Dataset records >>
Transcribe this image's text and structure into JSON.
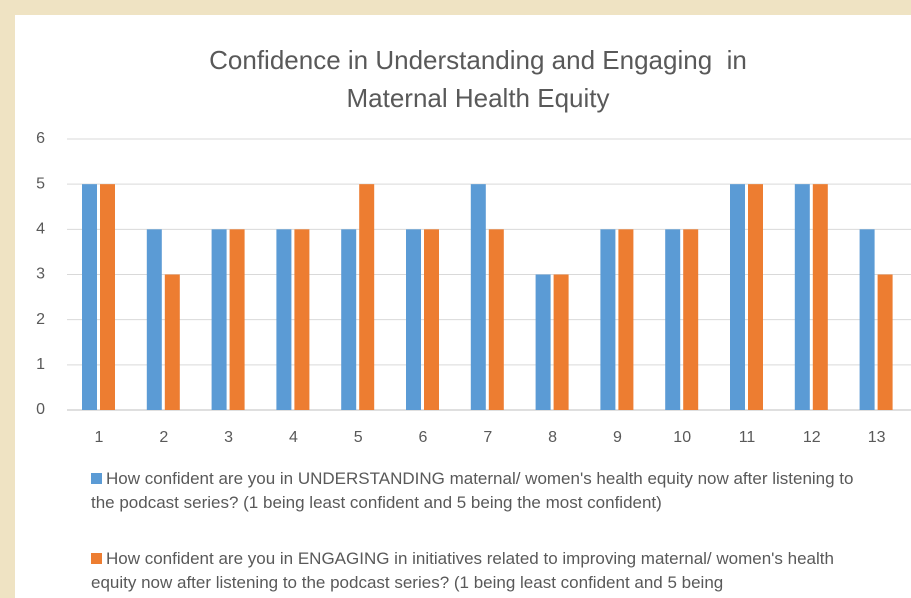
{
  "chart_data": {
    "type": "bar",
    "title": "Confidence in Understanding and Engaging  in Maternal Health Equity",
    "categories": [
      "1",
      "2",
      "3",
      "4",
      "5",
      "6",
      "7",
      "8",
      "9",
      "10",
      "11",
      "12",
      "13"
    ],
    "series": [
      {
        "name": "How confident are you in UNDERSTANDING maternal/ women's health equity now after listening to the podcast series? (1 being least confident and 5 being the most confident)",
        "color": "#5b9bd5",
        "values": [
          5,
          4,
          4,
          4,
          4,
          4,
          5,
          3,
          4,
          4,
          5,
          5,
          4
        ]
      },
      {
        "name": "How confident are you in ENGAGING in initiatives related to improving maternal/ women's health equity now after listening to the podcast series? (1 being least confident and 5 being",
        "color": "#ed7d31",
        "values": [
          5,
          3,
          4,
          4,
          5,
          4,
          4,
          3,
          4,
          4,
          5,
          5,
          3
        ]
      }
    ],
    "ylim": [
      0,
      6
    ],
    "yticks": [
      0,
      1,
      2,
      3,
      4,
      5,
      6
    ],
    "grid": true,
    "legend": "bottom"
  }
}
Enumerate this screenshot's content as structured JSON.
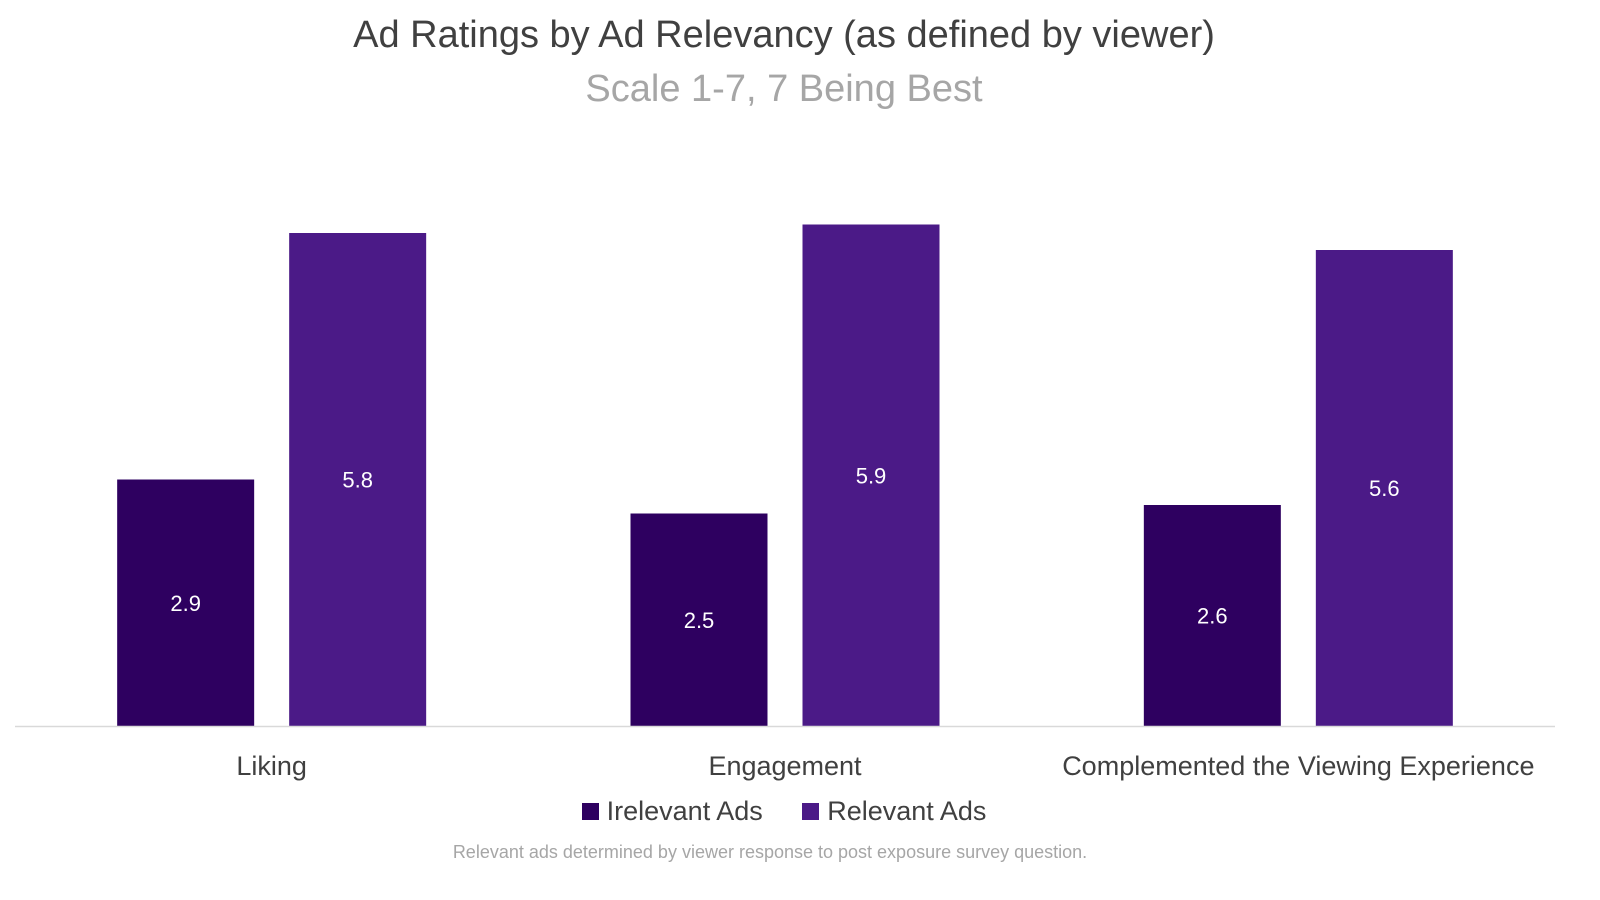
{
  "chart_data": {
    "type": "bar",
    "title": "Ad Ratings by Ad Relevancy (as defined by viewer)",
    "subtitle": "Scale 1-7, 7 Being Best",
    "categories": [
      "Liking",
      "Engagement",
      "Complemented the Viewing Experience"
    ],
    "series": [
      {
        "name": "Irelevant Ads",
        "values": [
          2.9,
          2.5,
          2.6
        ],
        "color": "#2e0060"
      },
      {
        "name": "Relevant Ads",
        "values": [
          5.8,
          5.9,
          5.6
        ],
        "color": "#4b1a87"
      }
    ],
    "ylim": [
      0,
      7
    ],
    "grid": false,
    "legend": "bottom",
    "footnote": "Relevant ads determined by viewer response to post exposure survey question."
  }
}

Problem details >>
Identify and extract each line of the listing that contains "podcast".

Result below >>
        "name": "How confident are you in UNDERSTANDING maternal/ women's health equity now after listening to the podcast series? (1 being least confident and 5 being the most confident)",
        "name": "How confident are you in ENGAGING in initiatives related to improving maternal/ women's health equity now after listening to the podcast series? (1 being least confident and 5 being",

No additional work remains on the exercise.